=== Exercise ===
Without the pictures, return all of the material exactly as written.

=== Working data ===
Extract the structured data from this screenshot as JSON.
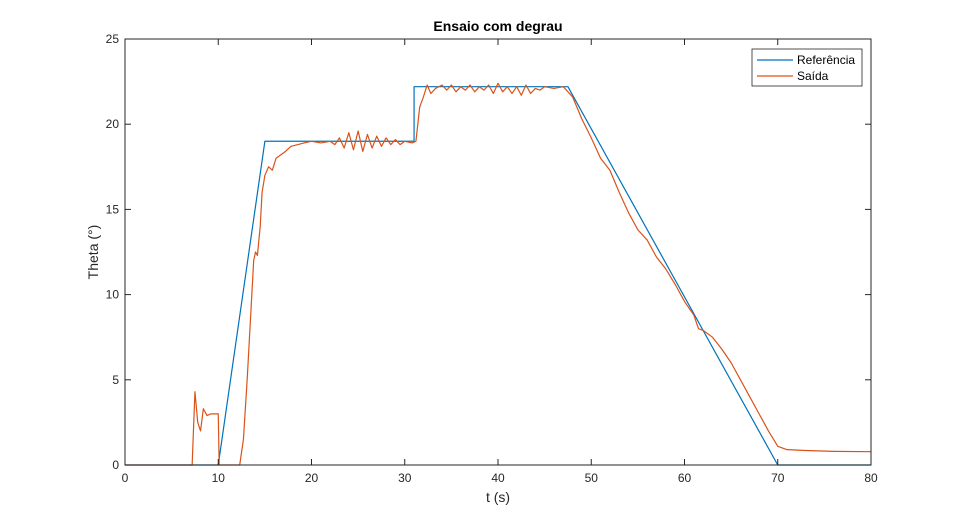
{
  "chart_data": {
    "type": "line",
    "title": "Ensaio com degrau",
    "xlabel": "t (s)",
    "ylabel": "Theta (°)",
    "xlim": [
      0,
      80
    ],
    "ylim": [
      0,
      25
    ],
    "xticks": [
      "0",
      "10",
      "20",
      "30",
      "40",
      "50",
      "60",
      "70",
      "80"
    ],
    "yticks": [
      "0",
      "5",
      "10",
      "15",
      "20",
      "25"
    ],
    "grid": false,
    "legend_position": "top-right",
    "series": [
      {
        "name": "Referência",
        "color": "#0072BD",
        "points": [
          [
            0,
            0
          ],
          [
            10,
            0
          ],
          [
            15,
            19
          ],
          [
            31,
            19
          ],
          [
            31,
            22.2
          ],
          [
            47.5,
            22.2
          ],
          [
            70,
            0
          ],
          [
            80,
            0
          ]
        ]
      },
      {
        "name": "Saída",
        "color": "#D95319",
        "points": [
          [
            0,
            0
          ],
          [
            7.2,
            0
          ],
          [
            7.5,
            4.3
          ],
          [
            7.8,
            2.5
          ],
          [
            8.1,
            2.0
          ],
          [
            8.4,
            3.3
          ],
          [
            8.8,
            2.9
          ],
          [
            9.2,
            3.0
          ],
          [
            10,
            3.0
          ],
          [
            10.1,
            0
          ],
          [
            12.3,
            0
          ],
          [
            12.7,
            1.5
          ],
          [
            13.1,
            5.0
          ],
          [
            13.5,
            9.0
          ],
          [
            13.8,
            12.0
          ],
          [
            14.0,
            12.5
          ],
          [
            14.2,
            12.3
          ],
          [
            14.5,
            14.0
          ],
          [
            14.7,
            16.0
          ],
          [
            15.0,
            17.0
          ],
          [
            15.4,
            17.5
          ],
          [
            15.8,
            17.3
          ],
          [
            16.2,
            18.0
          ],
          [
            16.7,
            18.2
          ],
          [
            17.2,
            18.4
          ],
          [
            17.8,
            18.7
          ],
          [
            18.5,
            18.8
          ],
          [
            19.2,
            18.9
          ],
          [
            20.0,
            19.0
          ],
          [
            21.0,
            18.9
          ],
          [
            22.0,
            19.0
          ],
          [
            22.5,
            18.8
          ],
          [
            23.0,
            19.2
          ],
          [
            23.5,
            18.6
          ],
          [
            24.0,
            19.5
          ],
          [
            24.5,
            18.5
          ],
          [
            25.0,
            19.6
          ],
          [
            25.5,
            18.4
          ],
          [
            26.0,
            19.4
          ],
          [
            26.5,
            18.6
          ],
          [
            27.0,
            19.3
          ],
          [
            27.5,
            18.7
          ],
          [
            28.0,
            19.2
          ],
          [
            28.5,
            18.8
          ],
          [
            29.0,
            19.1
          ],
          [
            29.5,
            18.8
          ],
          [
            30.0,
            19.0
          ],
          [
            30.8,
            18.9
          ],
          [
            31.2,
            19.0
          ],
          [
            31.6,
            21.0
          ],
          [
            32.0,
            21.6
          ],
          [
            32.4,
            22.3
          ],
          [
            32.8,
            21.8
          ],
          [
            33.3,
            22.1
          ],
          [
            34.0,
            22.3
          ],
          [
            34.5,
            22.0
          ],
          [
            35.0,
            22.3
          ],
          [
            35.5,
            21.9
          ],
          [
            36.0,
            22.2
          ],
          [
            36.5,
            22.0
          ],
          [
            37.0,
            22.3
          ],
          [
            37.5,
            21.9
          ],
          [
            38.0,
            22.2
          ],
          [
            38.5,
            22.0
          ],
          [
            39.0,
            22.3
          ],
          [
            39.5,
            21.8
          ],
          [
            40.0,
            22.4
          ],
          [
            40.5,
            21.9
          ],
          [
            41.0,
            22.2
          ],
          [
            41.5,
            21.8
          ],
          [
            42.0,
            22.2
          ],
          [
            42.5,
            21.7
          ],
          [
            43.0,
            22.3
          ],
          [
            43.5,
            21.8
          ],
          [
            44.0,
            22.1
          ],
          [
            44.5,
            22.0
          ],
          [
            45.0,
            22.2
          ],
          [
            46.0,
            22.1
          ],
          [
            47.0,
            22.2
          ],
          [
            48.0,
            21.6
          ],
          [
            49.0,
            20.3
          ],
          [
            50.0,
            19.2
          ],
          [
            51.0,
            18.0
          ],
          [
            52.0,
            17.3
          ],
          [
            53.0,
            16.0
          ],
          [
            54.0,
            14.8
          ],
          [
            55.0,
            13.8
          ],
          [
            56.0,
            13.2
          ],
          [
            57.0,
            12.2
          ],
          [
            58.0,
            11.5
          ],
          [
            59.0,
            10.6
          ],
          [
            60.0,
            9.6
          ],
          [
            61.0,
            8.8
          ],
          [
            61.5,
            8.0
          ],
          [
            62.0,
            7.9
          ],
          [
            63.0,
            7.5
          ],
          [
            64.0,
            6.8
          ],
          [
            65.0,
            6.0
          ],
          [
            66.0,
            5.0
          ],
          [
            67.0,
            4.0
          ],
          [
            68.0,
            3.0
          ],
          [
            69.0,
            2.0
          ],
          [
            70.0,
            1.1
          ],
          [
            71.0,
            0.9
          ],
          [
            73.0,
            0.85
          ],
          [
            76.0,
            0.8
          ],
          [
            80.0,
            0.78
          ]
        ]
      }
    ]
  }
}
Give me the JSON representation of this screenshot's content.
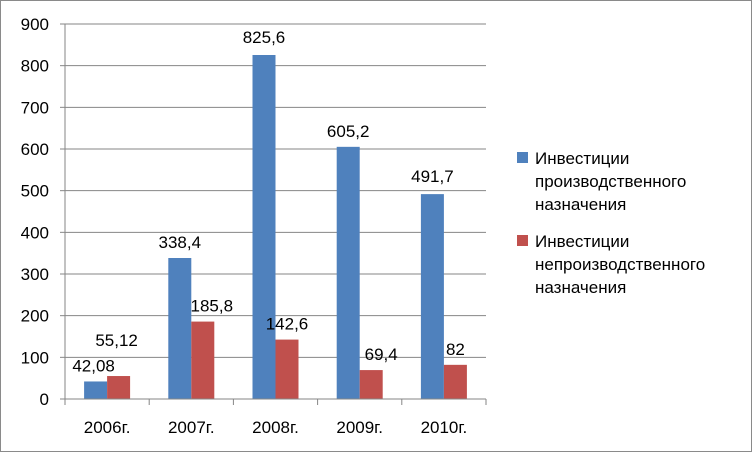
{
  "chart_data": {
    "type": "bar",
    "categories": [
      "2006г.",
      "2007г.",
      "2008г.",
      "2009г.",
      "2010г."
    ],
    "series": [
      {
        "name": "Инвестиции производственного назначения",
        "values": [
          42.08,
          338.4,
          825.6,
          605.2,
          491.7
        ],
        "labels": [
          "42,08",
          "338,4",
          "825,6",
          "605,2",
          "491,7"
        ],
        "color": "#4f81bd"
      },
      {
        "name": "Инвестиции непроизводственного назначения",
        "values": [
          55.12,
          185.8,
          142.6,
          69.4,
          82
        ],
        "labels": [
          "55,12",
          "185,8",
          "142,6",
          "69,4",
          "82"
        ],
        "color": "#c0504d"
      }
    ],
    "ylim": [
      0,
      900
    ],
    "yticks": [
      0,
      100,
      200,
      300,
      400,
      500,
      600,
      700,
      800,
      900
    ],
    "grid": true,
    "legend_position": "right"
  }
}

=== Result of this exercise ===
Extract the structured data from this screenshot as JSON.
{
  "chart_data": {
    "type": "line",
    "title": "Ensaio com degrau",
    "xlabel": "t (s)",
    "ylabel": "Theta (°)",
    "xlim": [
      0,
      80
    ],
    "ylim": [
      0,
      25
    ],
    "xticks": [
      "0",
      "10",
      "20",
      "30",
      "40",
      "50",
      "60",
      "70",
      "80"
    ],
    "yticks": [
      "0",
      "5",
      "10",
      "15",
      "20",
      "25"
    ],
    "grid": false,
    "legend_position": "top-right",
    "series": [
      {
        "name": "Referência",
        "color": "#0072BD",
        "points": [
          [
            0,
            0
          ],
          [
            10,
            0
          ],
          [
            15,
            19
          ],
          [
            31,
            19
          ],
          [
            31,
            22.2
          ],
          [
            47.5,
            22.2
          ],
          [
            70,
            0
          ],
          [
            80,
            0
          ]
        ]
      },
      {
        "name": "Saída",
        "color": "#D95319",
        "points": [
          [
            0,
            0
          ],
          [
            7.2,
            0
          ],
          [
            7.5,
            4.3
          ],
          [
            7.8,
            2.5
          ],
          [
            8.1,
            2.0
          ],
          [
            8.4,
            3.3
          ],
          [
            8.8,
            2.9
          ],
          [
            9.2,
            3.0
          ],
          [
            10,
            3.0
          ],
          [
            10.1,
            0
          ],
          [
            12.3,
            0
          ],
          [
            12.7,
            1.5
          ],
          [
            13.1,
            5.0
          ],
          [
            13.5,
            9.0
          ],
          [
            13.8,
            12.0
          ],
          [
            14.0,
            12.5
          ],
          [
            14.2,
            12.3
          ],
          [
            14.5,
            14.0
          ],
          [
            14.7,
            16.0
          ],
          [
            15.0,
            17.0
          ],
          [
            15.4,
            17.5
          ],
          [
            15.8,
            17.3
          ],
          [
            16.2,
            18.0
          ],
          [
            16.7,
            18.2
          ],
          [
            17.2,
            18.4
          ],
          [
            17.8,
            18.7
          ],
          [
            18.5,
            18.8
          ],
          [
            19.2,
            18.9
          ],
          [
            20.0,
            19.0
          ],
          [
            21.0,
            18.9
          ],
          [
            22.0,
            19.0
          ],
          [
            22.5,
            18.8
          ],
          [
            23.0,
            19.2
          ],
          [
            23.5,
            18.6
          ],
          [
            24.0,
            19.5
          ],
          [
            24.5,
            18.5
          ],
          [
            25.0,
            19.6
          ],
          [
            25.5,
            18.4
          ],
          [
            26.0,
            19.4
          ],
          [
            26.5,
            18.6
          ],
          [
            27.0,
            19.3
          ],
          [
            27.5,
            18.7
          ],
          [
            28.0,
            19.2
          ],
          [
            28.5,
            18.8
          ],
          [
            29.0,
            19.1
          ],
          [
            29.5,
            18.8
          ],
          [
            30.0,
            19.0
          ],
          [
            30.8,
            18.9
          ],
          [
            31.2,
            19.0
          ],
          [
            31.6,
            21.0
          ],
          [
            32.0,
            21.6
          ],
          [
            32.4,
            22.3
          ],
          [
            32.8,
            21.8
          ],
          [
            33.3,
            22.1
          ],
          [
            34.0,
            22.3
          ],
          [
            34.5,
            22.0
          ],
          [
            35.0,
            22.3
          ],
          [
            35.5,
            21.9
          ],
          [
            36.0,
            22.2
          ],
          [
            36.5,
            22.0
          ],
          [
            37.0,
            22.3
          ],
          [
            37.5,
            21.9
          ],
          [
            38.0,
            22.2
          ],
          [
            38.5,
            22.0
          ],
          [
            39.0,
            22.3
          ],
          [
            39.5,
            21.8
          ],
          [
            40.0,
            22.4
          ],
          [
            40.5,
            21.9
          ],
          [
            41.0,
            22.2
          ],
          [
            41.5,
            21.8
          ],
          [
            42.0,
            22.2
          ],
          [
            42.5,
            21.7
          ],
          [
            43.0,
            22.3
          ],
          [
            43.5,
            21.8
          ],
          [
            44.0,
            22.1
          ],
          [
            44.5,
            22.0
          ],
          [
            45.0,
            22.2
          ],
          [
            46.0,
            22.1
          ],
          [
            47.0,
            22.2
          ],
          [
            48.0,
            21.6
          ],
          [
            49.0,
            20.3
          ],
          [
            50.0,
            19.2
          ],
          [
            51.0,
            18.0
          ],
          [
            52.0,
            17.3
          ],
          [
            53.0,
            16.0
          ],
          [
            54.0,
            14.8
          ],
          [
            55.0,
            13.8
          ],
          [
            56.0,
            13.2
          ],
          [
            57.0,
            12.2
          ],
          [
            58.0,
            11.5
          ],
          [
            59.0,
            10.6
          ],
          [
            60.0,
            9.6
          ],
          [
            61.0,
            8.8
          ],
          [
            61.5,
            8.0
          ],
          [
            62.0,
            7.9
          ],
          [
            63.0,
            7.5
          ],
          [
            64.0,
            6.8
          ],
          [
            65.0,
            6.0
          ],
          [
            66.0,
            5.0
          ],
          [
            67.0,
            4.0
          ],
          [
            68.0,
            3.0
          ],
          [
            69.0,
            2.0
          ],
          [
            70.0,
            1.1
          ],
          [
            71.0,
            0.9
          ],
          [
            73.0,
            0.85
          ],
          [
            76.0,
            0.8
          ],
          [
            80.0,
            0.78
          ]
        ]
      }
    ]
  }
}
Give me the JSON representation of this screenshot's content.
{
  "chart_data": {
    "type": "bar",
    "categories": [
      "2006г.",
      "2007г.",
      "2008г.",
      "2009г.",
      "2010г."
    ],
    "series": [
      {
        "name": "Инвестиции производственного назначения",
        "values": [
          42.08,
          338.4,
          825.6,
          605.2,
          491.7
        ],
        "labels": [
          "42,08",
          "338,4",
          "825,6",
          "605,2",
          "491,7"
        ],
        "color": "#4f81bd"
      },
      {
        "name": "Инвестиции непроизводственного назначения",
        "values": [
          55.12,
          185.8,
          142.6,
          69.4,
          82
        ],
        "labels": [
          "55,12",
          "185,8",
          "142,6",
          "69,4",
          "82"
        ],
        "color": "#c0504d"
      }
    ],
    "ylim": [
      0,
      900
    ],
    "yticks": [
      0,
      100,
      200,
      300,
      400,
      500,
      600,
      700,
      800,
      900
    ],
    "grid": true,
    "legend_position": "right"
  }
}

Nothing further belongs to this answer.